** begin DATA ENTRIES **

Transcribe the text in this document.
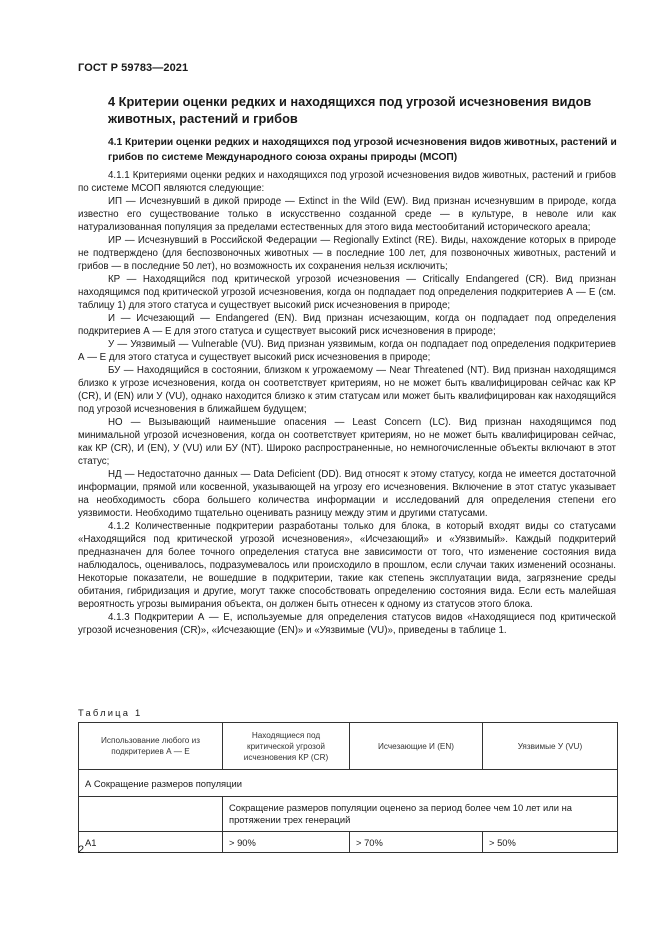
ГОСТ Р 59783—2021
4 Критерии оценки редких и находящихся под угрозой исчезновения видов животных, растений и грибов
4.1 Критерии оценки редких и находящихся под угрозой исчезновения видов животных, растений и грибов по системе Международного союза охраны природы (МСОП)

4.1.1 Критериями оценки редких и находящихся под угрозой исчезновения видов животных, растений и грибов по системе МСОП являются следующие:

ИП — Исчезнувший в дикой природе — Extinct in the Wild (EW). Вид признан исчезнувшим в природе, когда известно его существование только в искусственно созданной среде — в культуре, в неволе или как натурализованная популяция за пределами естественных для этого вида местообитаний исторического ареала;

ИР — Исчезнувший в Российской Федерации — Regionally Extinct (RE). Виды, нахождение которых в природе не подтверждено (для беспозвоночных животных — в последние 100 лет, для позвоночных животных, растений и грибов — в последние 50 лет), но возможность их сохранения нельзя исключить;

КР — Находящийся под критической угрозой исчезновения — Critically Endangered (CR). Вид признан находящимся под критической угрозой исчезновения, когда он подпадает под определения подкритериев А — Е (см. таблицу 1) для этого статуса и существует высокий риск исчезновения в природе;

И — Исчезающий — Endangered (EN). Вид признан исчезающим, когда он подпадает под определения подкритериев А — Е для этого статуса и существует высокий риск исчезновения в природе;

У — Уязвимый — Vulnerable (VU). Вид признан уязвимым, когда он подпадает под определения подкритериев А — Е для этого статуса и существует высокий риск исчезновения в природе;

БУ — Находящийся в состоянии, близком к угрожаемому — Near Threatened (NT). Вид признан находящимся близко к угрозе исчезновения, когда он соответствует критериям, но не может быть квалифицирован сейчас как КР (CR), И (EN) или У (VU), однако находится близко к этим статусам или может быть квалифицирован как находящийся под угрозой исчезновения в ближайшем будущем;

НО — Вызывающий наименьшие опасения — Least Concern (LC). Вид признан находящимся под минимальной угрозой исчезновения, когда он соответствует критериям, но не может быть квалифицирован сейчас, как КР (CR), И (EN), У (VU) или БУ (NT). Широко распространенные, но немногочисленные объекты включают в этот статус;

НД — Недостаточно данных — Data Deficient (DD). Вид относят к этому статусу, когда не имеется достаточной информации, прямой или косвенной, указывающей на угрозу его исчезновения. Включение в этот статус указывает на необходимость сбора большего количества информации и исследований для определения степени его уязвимости. Необходимо тщательно оценивать разницу между этим и другими статусами.

4.1.2 Количественные подкритерии разработаны только для блока, в который входят виды со статусами «Находящийся под критической угрозой исчезновения», «Исчезающий» и «Уязвимый». Каждый подкритерий предназначен для более точного определения статуса вне зависимости от того, что изменение состояния вида наблюдалось, оценивалось, подразумевалось или происходило в прошлом, если случаи таких изменений осознаны. Некоторые показатели, не вошедшие в подкритерии, такие как степень эксплуатации вида, загрязнение среды обитания, гибридизация и другие, могут также способствовать определению состояния вида. Если есть малейшая вероятность угрозы вымирания объекта, он должен быть отнесен к одному из статусов этого блока.

4.1.3 Подкритерии А — Е, используемые для определения статусов видов «Находящиеся под критической угрозой исчезновения (CR)», «Исчезающие (EN)» и «Уязвимые (VU)», приведены в таблице 1.

Таблица 1
Использование любого из подкритериев А — Е	Находящиеся под критической угрозой исчезновения КР (CR)	Исчезающие И (EN)	Уязвимые У (VU)
А Сокращение размеров популяции			
	Сокращение размеров популяции оценено за период более чем 10 лет или на протяжении трех генераций		
А1	> 90%	> 70%	> 50%
2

** end DATA ENTRIES **

How many lines in the entries contain the string "МСОП"? Answer with the number only.

■ SOLUTION TO THE PROBLEM
2